» Stated exercise
Reproduce the material word for word; the images stay out.

- - -

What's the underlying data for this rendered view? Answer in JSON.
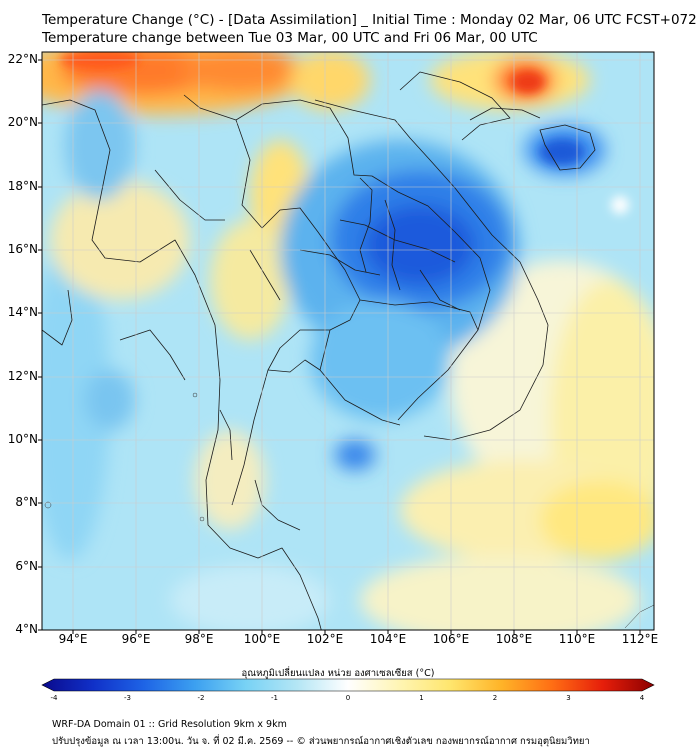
{
  "title": {
    "line1": "Temperature Change (°C) - [Data Assimilation] _ Initial Time : Monday 02 Mar, 06 UTC FCST+072",
    "line2": "Temperature change between Tue 03 Mar, 00 UTC and Fri 06 Mar, 00 UTC"
  },
  "map": {
    "lat_labels": [
      "22°N",
      "20°N",
      "18°N",
      "16°N",
      "14°N",
      "12°N",
      "10°N",
      "8°N",
      "6°N",
      "4°N"
    ],
    "lon_labels": [
      "94°E",
      "96°E",
      "98°E",
      "100°E",
      "102°E",
      "104°E",
      "106°E",
      "108°E",
      "110°E",
      "112°E"
    ]
  },
  "colorbar": {
    "label": "อุณหภูมิเปลี่ยนแปลง หน่วย องศาเซลเซียส (°C)",
    "ticks": [
      "-4",
      "-3",
      "-2",
      "-1",
      "0",
      "1",
      "2",
      "3",
      "4"
    ],
    "colors": [
      "#0a0a8c",
      "#1030c8",
      "#1e64e6",
      "#3ca0f0",
      "#78d2f5",
      "#b4e6f5",
      "#ffffff",
      "#fff5b4",
      "#ffe66e",
      "#ffb428",
      "#ff6e14",
      "#e61e0a",
      "#8c0000"
    ]
  },
  "footer": {
    "line1": "WRF-DA Domain 01 :: Grid Resolution 9km x 9km",
    "line2": "ปรับปรุงข้อมูล ณ เวลา 13:00น. วัน จ. ที่ 02 มี.ค. 2569 -- © ส่วนพยากรณ์อากาศเชิงตัวเลข กองพยากรณ์อากาศ กรมอุตุนิยมวิทยา"
  }
}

- - -

» The answer
What's the underlying data for this rendered view? Answer in JSON.
{
  "title": {
    "line1": "Temperature Change (°C) - [Data Assimilation] _ Initial Time : Monday 02 Mar, 06 UTC FCST+072",
    "line2": "Temperature change between Tue 03 Mar, 00 UTC and Fri 06 Mar, 00 UTC"
  },
  "map": {
    "lat_labels": [
      "22°N",
      "20°N",
      "18°N",
      "16°N",
      "14°N",
      "12°N",
      "10°N",
      "8°N",
      "6°N",
      "4°N"
    ],
    "lon_labels": [
      "94°E",
      "96°E",
      "98°E",
      "100°E",
      "102°E",
      "104°E",
      "106°E",
      "108°E",
      "110°E",
      "112°E"
    ]
  },
  "colorbar": {
    "label": "อุณหภูมิเปลี่ยนแปลง หน่วย องศาเซลเซียส (°C)",
    "ticks": [
      "-4",
      "-3",
      "-2",
      "-1",
      "0",
      "1",
      "2",
      "3",
      "4"
    ],
    "colors": [
      "#0a0a8c",
      "#1030c8",
      "#1e64e6",
      "#3ca0f0",
      "#78d2f5",
      "#b4e6f5",
      "#ffffff",
      "#fff5b4",
      "#ffe66e",
      "#ffb428",
      "#ff6e14",
      "#e61e0a",
      "#8c0000"
    ]
  },
  "footer": {
    "line1": "WRF-DA Domain 01 :: Grid Resolution 9km x 9km",
    "line2": "ปรับปรุงข้อมูล ณ เวลา 13:00น. วัน จ. ที่ 02 มี.ค. 2569 -- © ส่วนพยากรณ์อากาศเชิงตัวเลข กองพยากรณ์อากาศ กรมอุตุนิยมวิทยา"
  }
}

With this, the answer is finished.